» Documento:
- - -

O ensaio está construído com base em uma ampla gama de estudos etnográficos de distintos grupos humanos. Mauss aproveitou: a experiência e os dados dos estudos de Bronislaw Malinowski acerca do intercâmbio do kula registrado entre habitantes das Ilhas Trobriand; e a instituição do Potlatch sobre os índios da costa do Pacífico no Noroeste da América do Norte e outros estudos etnográficos de povos da Polinésia que mostram a prática generalizada de troca de presentes em sociedades não européias. Analisa simultaneamente a história da Índia e sugere que os traços de troca de presentes também podem ser encontradas nas sociedades mais desenvolvidas. Nas conclusões do livro, o autor sugere que as sociedades seculares industrializadas poderiam beneficiar-se ao reconhecerem a prática das dádivas e doações (troca de presentes).

- - -

» Tarefa proposta: Prossiga com o texto sobre o ensaio de Mauss, começando logo após a última frase mostrada.

Registros de elementos e coordenadas
- - -

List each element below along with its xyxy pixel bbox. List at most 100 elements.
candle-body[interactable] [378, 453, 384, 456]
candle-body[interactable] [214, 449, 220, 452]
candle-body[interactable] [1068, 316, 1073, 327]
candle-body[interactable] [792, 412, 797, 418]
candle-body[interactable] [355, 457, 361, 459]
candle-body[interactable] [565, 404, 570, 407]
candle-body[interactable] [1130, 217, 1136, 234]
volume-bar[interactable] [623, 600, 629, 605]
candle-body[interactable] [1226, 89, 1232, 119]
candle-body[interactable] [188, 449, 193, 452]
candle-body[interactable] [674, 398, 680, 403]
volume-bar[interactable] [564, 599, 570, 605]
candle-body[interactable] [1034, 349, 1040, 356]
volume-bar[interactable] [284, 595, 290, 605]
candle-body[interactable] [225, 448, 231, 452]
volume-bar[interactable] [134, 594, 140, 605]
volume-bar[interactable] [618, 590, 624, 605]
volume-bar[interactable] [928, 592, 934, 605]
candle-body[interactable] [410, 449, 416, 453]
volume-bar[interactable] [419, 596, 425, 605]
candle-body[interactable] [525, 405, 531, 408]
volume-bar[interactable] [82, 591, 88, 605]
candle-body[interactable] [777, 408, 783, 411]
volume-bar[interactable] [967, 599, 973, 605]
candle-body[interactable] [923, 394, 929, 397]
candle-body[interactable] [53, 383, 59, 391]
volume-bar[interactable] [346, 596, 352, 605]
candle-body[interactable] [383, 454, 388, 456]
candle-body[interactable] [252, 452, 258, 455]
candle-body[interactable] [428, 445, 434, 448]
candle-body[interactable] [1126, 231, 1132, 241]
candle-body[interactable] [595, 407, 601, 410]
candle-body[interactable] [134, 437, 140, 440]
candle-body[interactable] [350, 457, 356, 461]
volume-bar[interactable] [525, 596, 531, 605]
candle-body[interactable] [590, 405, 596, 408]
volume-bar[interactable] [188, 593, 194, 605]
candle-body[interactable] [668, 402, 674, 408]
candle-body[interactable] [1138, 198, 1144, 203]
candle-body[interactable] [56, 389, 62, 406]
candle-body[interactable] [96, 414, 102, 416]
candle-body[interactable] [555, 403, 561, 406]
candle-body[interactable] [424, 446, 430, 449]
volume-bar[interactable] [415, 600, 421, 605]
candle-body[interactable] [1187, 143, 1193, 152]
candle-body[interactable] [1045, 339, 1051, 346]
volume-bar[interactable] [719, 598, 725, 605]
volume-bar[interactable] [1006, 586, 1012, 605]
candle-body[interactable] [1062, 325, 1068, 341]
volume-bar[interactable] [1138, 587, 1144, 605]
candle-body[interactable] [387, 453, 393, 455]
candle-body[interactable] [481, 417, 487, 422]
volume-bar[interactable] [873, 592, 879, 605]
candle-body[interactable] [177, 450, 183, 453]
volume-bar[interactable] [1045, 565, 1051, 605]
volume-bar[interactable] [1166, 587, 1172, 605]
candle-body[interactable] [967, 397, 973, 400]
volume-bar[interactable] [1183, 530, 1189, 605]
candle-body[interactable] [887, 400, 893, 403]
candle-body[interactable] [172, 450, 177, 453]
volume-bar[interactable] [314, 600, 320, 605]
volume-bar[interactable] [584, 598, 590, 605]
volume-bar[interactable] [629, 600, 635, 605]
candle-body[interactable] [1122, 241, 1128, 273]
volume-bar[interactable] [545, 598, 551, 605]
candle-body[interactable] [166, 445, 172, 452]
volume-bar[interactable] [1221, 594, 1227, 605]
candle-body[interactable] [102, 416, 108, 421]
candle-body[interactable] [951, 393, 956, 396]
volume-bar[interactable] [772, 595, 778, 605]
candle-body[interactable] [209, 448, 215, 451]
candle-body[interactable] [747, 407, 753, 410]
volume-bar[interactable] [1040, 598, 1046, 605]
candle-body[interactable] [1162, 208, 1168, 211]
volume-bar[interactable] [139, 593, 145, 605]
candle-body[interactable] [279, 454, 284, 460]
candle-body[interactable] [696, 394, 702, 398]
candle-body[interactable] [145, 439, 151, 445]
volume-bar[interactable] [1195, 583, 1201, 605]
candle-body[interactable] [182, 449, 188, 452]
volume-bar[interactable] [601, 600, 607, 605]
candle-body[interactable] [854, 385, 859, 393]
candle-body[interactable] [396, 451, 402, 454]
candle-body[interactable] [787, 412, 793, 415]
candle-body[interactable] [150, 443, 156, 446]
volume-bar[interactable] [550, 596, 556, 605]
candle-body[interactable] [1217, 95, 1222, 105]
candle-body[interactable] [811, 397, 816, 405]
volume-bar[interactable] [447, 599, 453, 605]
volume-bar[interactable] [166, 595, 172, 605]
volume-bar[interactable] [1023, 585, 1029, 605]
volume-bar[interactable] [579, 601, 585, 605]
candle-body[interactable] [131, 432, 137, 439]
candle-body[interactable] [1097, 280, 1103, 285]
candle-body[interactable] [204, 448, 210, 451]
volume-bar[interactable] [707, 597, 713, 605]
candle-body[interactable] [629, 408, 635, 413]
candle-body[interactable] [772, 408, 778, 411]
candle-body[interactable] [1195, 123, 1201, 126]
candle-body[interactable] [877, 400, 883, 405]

- - -

» Resposta à tarefa:
Para Levi-Strauss, autor de "Introdução à obra de Marcel Mauss”, o “Ensaio sobre a dádiva” é a obra-prima de Mauss. Foi nesse texto, segundo ele, que Mauss introduziu e impôs a noção de fato social total, que se apresenta com um caráter tridimensional, fazendo coincidir a dimensão propriamente sociológica, com seus múltiplos aspectos sincrônicos; a dimensão histórica ou diacrônica; e, por último, a dimensão físico-psicológica.[3] O mérito de Mauss, ainda segundo Levi-Strauss, foi o fato de, pela primeira vez no pensamento etnológico, transcender a experiência empírica – da descrição e comparação erudita ou anedótica – para formas comparáveis entre si por seu caráter comum, em modalidades que podem ser analisadas e classificadas, inaugurando uma nova era das ciência sociais.

Para Pierre Bourdieu,[4] é indispensável, a quem quiser compreender adequadamente o que vem a ser "dom", afastar-se não só da filosofia da consciência, que considera como princípio de toda ação uma intenção consciente, mas também do economicismo, que não conhece outra economia que a do cálculo racional e do interesse reduzido ao interesse econômico (o “toma lá, dá cá”). Esse autor considera ainda aberta a possibilidade de desenvolvimento nas sociedades, o equivalente à revolução simbólica que desenvolveu a economia do dom, que se baseia em uma denegação do econômico (em sentido estrito), busca a acumulação do capital simbólico (como capital de reconhecimento, honra, nobreza etc.) e que se efetua, sobretudo, através das trocas de dons, de palavras, de desafios e réplicas, de mulheres etc., reafirmando as ideias de Mauss sobre essa possibilidade de desenvolvimento da generosidade.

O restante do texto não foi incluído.